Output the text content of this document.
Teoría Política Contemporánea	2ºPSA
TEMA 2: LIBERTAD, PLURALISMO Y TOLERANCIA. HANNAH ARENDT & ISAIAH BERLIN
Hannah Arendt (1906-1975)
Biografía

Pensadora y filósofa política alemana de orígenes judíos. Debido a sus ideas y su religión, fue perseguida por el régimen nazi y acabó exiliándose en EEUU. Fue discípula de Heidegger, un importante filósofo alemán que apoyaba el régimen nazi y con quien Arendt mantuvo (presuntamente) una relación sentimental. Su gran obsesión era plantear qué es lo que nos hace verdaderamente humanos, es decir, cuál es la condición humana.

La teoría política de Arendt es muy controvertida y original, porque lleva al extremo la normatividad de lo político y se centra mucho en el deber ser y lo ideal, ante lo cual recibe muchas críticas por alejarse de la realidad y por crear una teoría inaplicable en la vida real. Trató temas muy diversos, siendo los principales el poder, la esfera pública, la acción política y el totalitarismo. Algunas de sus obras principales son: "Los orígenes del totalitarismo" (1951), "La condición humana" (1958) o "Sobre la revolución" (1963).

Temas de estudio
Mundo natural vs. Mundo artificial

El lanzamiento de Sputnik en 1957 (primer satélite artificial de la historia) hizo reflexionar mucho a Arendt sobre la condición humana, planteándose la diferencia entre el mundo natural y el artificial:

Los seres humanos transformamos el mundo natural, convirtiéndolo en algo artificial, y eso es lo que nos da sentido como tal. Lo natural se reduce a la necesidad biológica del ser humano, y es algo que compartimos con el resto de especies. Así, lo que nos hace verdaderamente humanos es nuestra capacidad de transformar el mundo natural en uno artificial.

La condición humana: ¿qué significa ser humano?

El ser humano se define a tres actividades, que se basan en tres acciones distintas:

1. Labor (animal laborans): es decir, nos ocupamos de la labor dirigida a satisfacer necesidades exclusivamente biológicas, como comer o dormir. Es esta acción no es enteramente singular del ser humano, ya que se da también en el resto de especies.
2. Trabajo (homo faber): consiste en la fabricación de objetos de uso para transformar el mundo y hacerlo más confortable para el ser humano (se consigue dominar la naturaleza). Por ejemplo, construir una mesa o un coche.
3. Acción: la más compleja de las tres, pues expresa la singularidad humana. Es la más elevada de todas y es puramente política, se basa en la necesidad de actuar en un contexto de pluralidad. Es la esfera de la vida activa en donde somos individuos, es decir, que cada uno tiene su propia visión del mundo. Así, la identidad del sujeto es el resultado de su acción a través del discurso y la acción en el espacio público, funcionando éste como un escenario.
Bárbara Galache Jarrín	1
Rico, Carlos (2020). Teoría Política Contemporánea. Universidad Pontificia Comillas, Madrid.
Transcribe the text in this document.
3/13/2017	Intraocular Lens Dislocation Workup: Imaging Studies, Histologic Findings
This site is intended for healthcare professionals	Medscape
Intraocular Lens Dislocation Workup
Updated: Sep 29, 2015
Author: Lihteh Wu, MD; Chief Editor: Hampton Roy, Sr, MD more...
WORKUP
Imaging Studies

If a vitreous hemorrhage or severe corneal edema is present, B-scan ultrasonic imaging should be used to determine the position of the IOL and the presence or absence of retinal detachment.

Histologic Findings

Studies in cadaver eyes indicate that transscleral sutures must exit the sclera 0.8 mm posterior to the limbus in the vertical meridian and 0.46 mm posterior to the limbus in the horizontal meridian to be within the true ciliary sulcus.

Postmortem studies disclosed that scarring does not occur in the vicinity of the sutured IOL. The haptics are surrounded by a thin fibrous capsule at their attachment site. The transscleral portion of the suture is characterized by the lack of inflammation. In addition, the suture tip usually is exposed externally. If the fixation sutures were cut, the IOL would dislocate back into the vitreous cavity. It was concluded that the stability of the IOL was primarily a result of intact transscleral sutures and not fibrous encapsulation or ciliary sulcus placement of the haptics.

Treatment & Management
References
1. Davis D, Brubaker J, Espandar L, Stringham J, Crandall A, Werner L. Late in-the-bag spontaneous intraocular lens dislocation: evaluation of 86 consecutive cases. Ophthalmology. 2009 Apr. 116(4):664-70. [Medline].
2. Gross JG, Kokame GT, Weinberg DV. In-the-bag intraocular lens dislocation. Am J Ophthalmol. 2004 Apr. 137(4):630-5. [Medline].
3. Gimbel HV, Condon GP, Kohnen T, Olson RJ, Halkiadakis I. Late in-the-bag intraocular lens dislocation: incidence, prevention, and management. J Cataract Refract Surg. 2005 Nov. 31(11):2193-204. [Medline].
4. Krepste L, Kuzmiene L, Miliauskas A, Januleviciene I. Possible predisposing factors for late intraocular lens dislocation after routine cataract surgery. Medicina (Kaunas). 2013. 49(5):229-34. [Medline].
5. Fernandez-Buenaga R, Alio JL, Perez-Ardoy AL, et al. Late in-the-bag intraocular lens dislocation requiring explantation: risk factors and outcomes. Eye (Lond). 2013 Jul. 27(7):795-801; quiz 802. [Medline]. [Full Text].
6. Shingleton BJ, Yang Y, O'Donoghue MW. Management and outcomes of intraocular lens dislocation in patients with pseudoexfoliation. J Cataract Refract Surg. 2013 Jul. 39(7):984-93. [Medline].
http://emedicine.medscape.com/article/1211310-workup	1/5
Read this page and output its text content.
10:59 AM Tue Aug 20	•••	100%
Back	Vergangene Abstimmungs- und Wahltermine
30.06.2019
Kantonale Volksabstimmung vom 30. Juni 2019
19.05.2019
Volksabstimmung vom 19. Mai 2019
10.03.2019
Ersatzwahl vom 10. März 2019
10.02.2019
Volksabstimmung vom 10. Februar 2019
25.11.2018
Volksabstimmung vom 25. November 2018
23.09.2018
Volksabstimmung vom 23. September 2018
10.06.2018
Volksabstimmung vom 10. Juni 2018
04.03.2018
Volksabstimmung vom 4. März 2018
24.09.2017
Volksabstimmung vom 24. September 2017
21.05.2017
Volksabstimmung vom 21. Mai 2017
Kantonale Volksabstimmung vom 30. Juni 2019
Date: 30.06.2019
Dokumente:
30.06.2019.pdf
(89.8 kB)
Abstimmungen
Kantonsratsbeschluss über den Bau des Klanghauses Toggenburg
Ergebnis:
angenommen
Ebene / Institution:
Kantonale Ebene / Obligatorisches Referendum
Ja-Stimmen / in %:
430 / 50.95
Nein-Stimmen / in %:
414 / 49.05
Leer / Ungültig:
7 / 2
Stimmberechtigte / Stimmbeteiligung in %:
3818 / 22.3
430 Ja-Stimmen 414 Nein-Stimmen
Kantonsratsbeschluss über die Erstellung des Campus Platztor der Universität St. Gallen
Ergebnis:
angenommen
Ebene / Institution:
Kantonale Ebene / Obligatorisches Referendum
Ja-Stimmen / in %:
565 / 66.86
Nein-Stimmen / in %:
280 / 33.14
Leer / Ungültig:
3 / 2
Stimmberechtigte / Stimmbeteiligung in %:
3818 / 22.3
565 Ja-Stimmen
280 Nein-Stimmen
____
__EXERCISE GOAL__. What is needed is the number of lines in the entries that contain the word "especies", written alone.

__WORKED SOLUTION__. 2